| WHAT YOU NEED TO DO |
Retype everything in the listing, leaving each line exactly as it is.

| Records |
======
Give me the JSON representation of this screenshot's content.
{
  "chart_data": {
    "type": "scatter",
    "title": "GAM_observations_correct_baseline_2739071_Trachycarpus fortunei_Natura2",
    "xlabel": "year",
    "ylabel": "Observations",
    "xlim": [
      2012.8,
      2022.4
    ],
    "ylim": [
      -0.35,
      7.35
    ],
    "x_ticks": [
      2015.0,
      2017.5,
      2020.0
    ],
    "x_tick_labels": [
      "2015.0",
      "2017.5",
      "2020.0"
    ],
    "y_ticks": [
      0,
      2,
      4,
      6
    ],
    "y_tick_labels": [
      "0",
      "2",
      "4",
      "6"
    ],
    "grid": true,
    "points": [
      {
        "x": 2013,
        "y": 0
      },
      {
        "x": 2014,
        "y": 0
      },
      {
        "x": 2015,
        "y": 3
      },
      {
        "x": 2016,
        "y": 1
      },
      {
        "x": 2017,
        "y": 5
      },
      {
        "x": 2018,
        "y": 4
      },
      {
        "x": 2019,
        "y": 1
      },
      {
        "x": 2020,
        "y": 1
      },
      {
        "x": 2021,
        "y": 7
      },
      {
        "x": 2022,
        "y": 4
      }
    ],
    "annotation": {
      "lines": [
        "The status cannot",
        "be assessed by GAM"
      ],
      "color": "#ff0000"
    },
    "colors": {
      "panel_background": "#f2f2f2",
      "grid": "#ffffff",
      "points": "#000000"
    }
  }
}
======
| FULL OUTPUT |
Give me the JSON representation of this screenshot's content.
{
  "chart_data": {
    "type": "scatter",
    "title": "GAM_observations_correct_baseline_2739071_Trachycarpus fortunei_Natura2",
    "xlabel": "year",
    "ylabel": "Observations",
    "xlim": [
      2012.8,
      2022.4
    ],
    "ylim": [
      -0.35,
      7.35
    ],
    "x_ticks": [
      2015.0,
      2017.5,
      2020.0
    ],
    "x_tick_labels": [
      "2015.0",
      "2017.5",
      "2020.0"
    ],
    "y_ticks": [
      0,
      2,
      4,
      6
    ],
    "y_tick_labels": [
      "0",
      "2",
      "4",
      "6"
    ],
    "grid": true,
    "points": [
      {
        "x": 2013,
        "y": 0
      },
      {
        "x": 2014,
        "y": 0
      },
      {
        "x": 2015,
        "y": 3
      },
      {
        "x": 2016,
        "y": 1
      },
      {
        "x": 2017,
        "y": 5
      },
      {
        "x": 2018,
        "y": 4
      },
      {
        "x": 2019,
        "y": 1
      },
      {
        "x": 2020,
        "y": 1
      },
      {
        "x": 2021,
        "y": 7
      },
      {
        "x": 2022,
        "y": 4
      }
    ],
    "annotation": {
      "lines": [
        "The status cannot",
        "be assessed by GAM"
      ],
      "color": "#ff0000"
    },
    "colors": {
      "panel_background": "#f2f2f2",
      "grid": "#ffffff",
      "points": "#000000"
    }
  }
}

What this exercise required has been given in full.